*Written exercise:*
Wherever the word "больше" shows up in a line, please copy that line.

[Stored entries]

┄┄┄┄┄┄

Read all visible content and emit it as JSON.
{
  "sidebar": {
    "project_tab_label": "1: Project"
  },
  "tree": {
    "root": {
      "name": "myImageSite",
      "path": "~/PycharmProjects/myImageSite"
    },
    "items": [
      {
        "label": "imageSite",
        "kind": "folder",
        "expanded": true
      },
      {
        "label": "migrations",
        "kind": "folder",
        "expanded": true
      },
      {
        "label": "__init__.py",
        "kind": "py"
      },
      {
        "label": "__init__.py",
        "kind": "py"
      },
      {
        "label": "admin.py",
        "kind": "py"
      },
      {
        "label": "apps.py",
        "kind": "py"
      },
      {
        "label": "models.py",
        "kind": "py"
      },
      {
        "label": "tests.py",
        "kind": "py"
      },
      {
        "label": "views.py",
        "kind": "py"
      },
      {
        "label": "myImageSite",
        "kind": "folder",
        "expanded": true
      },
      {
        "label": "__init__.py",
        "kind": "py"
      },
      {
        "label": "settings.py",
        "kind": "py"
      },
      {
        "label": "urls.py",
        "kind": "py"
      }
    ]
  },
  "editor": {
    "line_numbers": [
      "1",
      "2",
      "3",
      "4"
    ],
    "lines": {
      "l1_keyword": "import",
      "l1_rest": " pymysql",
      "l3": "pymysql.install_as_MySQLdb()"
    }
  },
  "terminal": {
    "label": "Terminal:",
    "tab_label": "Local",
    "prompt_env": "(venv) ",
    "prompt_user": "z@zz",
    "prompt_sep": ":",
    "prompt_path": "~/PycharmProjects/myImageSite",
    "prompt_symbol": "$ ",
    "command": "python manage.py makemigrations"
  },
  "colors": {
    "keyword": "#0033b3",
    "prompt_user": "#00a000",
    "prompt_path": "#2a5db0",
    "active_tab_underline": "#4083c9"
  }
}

┄┄┄┄┄┄

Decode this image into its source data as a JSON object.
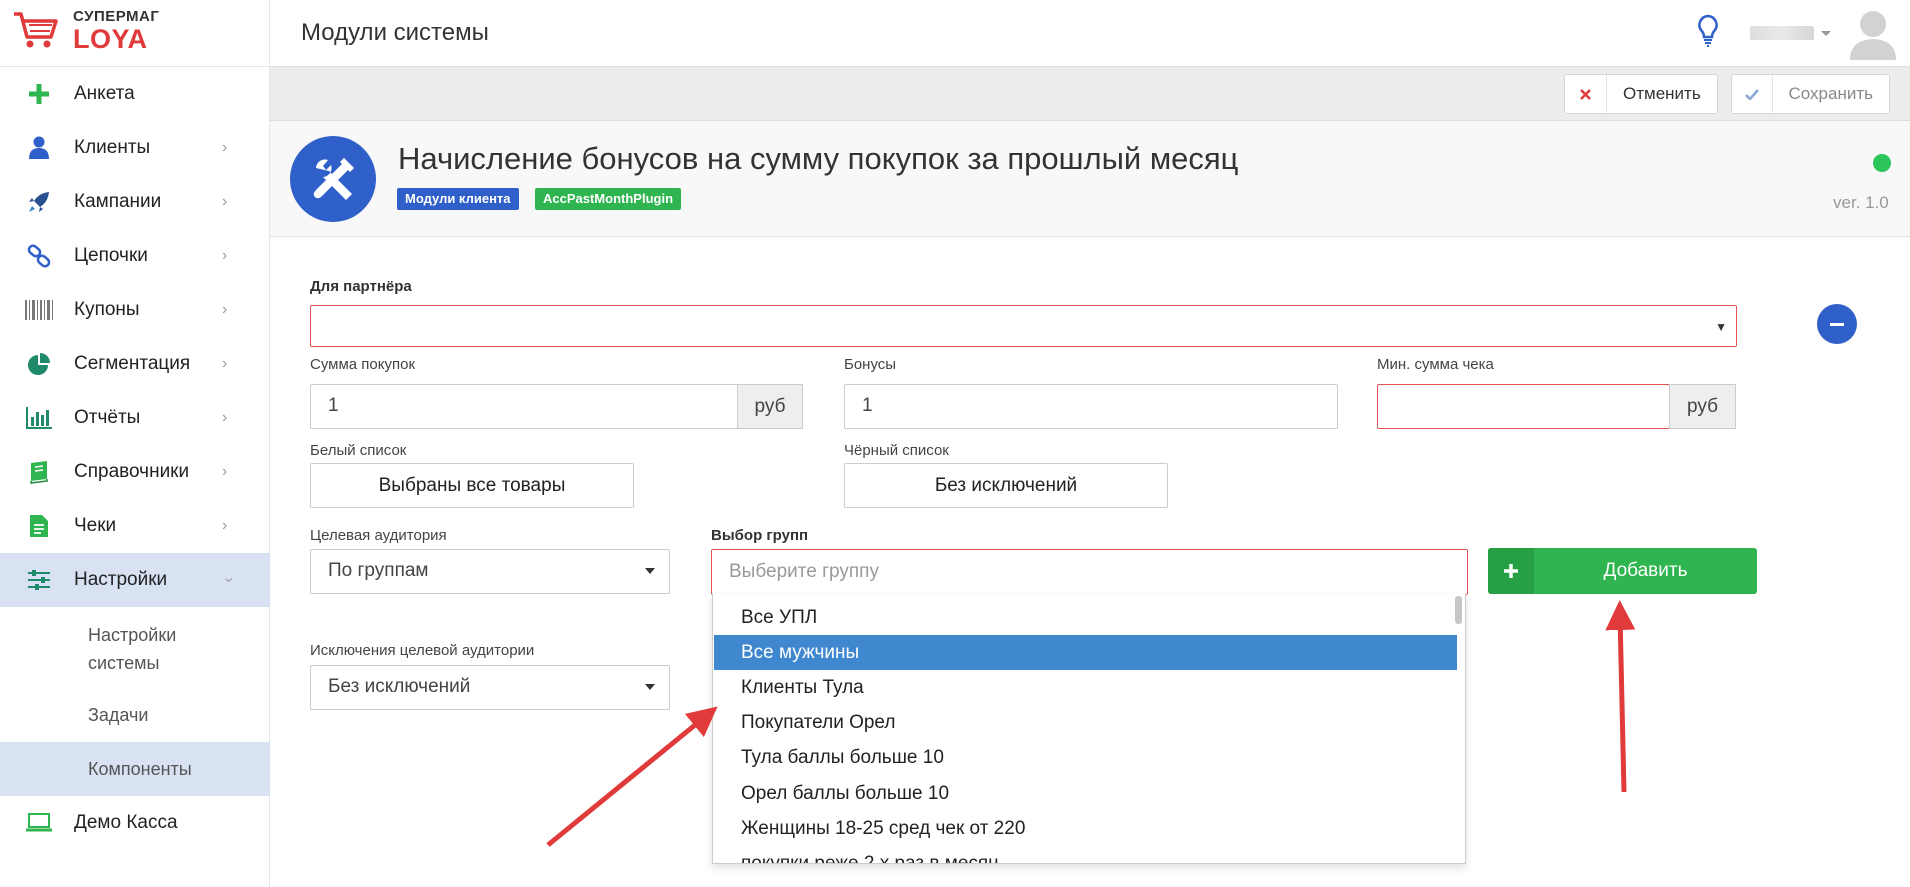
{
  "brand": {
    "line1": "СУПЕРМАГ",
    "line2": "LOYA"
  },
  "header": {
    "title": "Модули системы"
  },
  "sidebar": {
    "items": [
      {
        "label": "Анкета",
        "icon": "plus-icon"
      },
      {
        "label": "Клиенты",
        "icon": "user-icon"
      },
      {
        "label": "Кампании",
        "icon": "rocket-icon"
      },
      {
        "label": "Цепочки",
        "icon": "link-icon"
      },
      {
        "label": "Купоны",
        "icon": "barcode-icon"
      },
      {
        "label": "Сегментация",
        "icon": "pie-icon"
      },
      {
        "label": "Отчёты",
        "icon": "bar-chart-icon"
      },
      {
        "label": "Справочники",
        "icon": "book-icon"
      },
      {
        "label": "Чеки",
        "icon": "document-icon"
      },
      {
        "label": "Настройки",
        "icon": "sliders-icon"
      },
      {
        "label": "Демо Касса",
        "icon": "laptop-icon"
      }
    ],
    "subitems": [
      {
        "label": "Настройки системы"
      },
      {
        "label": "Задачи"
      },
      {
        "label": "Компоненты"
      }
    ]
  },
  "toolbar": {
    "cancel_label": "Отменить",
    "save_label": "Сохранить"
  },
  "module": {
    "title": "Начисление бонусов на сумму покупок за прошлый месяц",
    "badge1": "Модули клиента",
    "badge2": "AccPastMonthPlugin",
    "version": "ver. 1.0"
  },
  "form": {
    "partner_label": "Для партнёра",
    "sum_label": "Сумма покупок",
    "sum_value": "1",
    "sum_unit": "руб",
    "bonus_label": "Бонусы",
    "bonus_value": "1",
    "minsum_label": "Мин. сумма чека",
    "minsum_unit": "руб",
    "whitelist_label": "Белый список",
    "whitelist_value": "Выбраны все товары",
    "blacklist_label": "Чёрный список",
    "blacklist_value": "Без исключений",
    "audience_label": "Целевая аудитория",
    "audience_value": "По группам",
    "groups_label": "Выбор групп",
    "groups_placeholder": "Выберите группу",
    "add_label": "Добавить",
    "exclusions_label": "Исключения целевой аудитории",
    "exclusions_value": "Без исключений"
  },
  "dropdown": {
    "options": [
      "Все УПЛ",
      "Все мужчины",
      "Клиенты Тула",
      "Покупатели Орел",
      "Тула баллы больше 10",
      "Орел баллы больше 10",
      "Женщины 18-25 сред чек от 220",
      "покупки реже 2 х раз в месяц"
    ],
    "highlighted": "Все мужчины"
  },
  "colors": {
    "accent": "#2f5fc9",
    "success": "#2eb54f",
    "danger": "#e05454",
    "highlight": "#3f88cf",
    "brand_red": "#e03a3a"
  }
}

┄┄┄┄┄┄

*Result of this task:*
      "Тула баллы больше 10",
      "Орел баллы больше 10",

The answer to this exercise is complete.